**WORK REQUIRED:** Please write out everything in the listing below, from its start down to the line containing "The fly-wheel 4 is at (1067, 493).", with both ends included. Leave the pictures out of your answer.
-- -- --
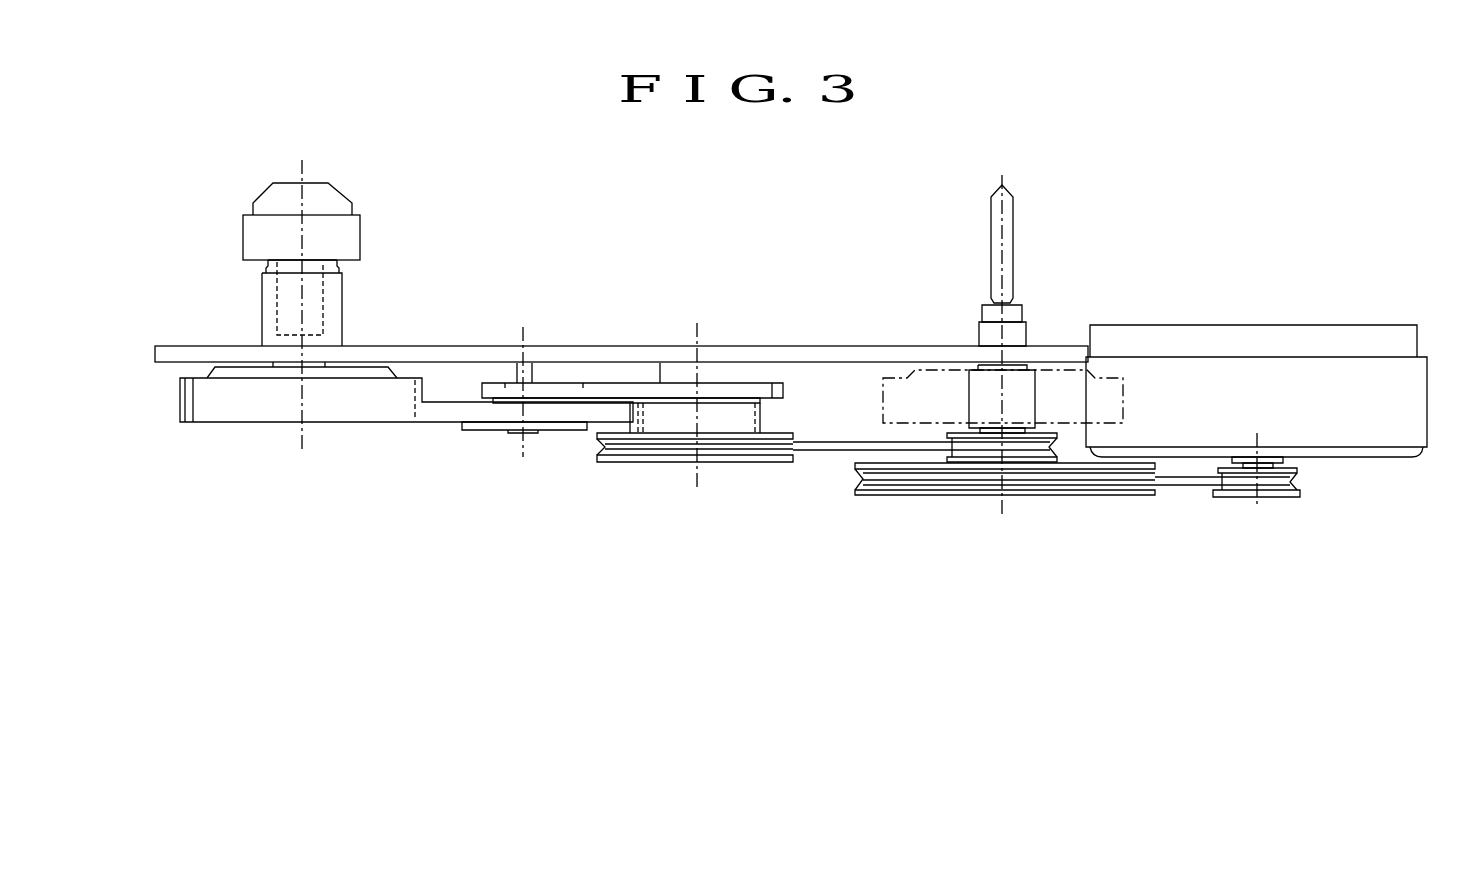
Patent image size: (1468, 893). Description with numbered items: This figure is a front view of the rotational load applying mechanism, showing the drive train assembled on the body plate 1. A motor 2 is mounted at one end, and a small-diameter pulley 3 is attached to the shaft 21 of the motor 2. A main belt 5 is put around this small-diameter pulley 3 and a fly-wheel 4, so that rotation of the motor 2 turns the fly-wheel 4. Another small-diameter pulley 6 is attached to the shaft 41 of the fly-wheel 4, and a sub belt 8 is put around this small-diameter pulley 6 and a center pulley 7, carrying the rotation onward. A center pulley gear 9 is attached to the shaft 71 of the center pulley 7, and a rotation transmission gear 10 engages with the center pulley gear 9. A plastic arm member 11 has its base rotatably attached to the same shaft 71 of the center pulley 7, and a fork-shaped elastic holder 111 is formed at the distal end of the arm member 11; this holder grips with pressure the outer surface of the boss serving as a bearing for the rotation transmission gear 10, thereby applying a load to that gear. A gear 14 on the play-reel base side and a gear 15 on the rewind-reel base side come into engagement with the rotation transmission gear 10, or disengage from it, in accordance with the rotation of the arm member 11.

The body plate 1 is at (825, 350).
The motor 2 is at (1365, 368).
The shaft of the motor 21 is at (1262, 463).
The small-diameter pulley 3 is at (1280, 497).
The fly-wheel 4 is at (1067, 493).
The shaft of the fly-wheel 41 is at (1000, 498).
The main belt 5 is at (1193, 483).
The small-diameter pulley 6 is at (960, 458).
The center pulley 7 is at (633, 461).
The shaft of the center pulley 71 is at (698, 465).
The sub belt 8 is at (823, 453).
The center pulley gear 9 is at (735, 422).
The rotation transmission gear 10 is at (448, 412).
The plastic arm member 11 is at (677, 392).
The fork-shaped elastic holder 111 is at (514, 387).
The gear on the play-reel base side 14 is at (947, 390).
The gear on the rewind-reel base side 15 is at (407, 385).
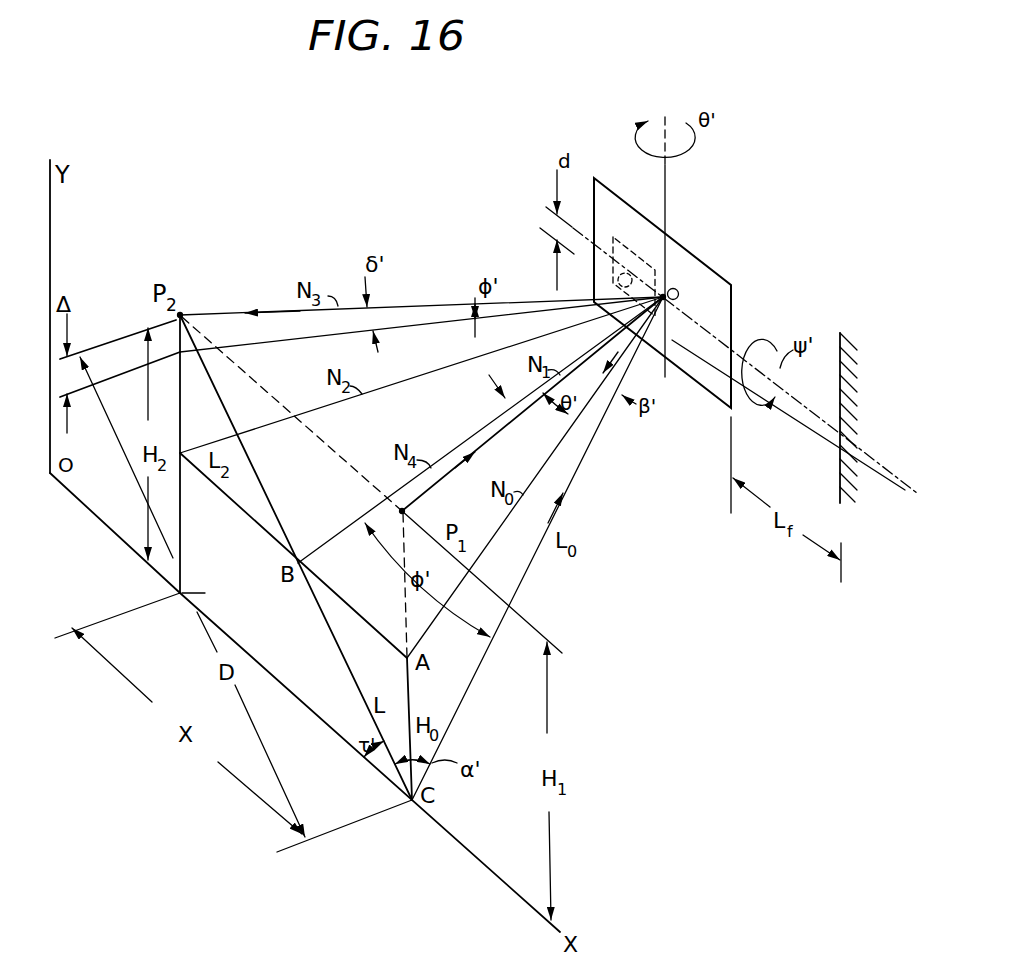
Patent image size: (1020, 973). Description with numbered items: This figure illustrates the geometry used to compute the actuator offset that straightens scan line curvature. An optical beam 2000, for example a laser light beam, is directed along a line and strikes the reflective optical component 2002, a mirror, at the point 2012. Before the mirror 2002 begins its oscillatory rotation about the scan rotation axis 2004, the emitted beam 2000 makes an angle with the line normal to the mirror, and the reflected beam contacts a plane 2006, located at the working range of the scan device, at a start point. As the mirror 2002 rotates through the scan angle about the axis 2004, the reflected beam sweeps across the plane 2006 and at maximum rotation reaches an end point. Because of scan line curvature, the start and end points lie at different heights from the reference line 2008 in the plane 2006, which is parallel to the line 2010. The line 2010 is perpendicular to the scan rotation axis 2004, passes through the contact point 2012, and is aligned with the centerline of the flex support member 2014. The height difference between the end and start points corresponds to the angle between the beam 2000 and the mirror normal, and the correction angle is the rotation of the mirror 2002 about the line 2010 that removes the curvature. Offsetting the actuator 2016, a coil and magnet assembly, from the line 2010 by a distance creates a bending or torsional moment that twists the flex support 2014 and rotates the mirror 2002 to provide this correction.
-- -- --
**OUTPUT BELOW:**
Patent image size: (1468, 893). Description with numbered items: This figure is a front view of the rotational load applying mechanism, showing the drive train assembled on the body plate 1. A motor 2 is mounted at one end, and a small-diameter pulley 3 is attached to the shaft 21 of the motor 2. A main belt 5 is put around this small-diameter pulley 3 and a fly-wheel 4, so that rotation of the motor 2 turns the fly-wheel 4. Another small-diameter pulley 6 is attached to the shaft 41 of the fly-wheel 4, and a sub belt 8 is put around this small-diameter pulley 6 and a center pulley 7, carrying the rotation onward. A center pulley gear 9 is attached to the shaft 71 of the center pulley 7, and a rotation transmission gear 10 engages with the center pulley gear 9. A plastic arm member 11 has its base rotatably attached to the same shaft 71 of the center pulley 7, and a fork-shaped elastic holder 111 is formed at the distal end of the arm member 11; this holder grips with pressure the outer surface of the boss serving as a bearing for the rotation transmission gear 10, thereby applying a load to that gear. A gear 14 on the play-reel base side and a gear 15 on the rewind-reel base side come into engagement with the rotation transmission gear 10, or disengage from it, in accordance with the rotation of the arm member 11.

The body plate 1 is at (825, 350).
The motor 2 is at (1365, 368).
The shaft of the motor 21 is at (1262, 463).
The small-diameter pulley 3 is at (1280, 497).
The fly-wheel 4 is at (1067, 493).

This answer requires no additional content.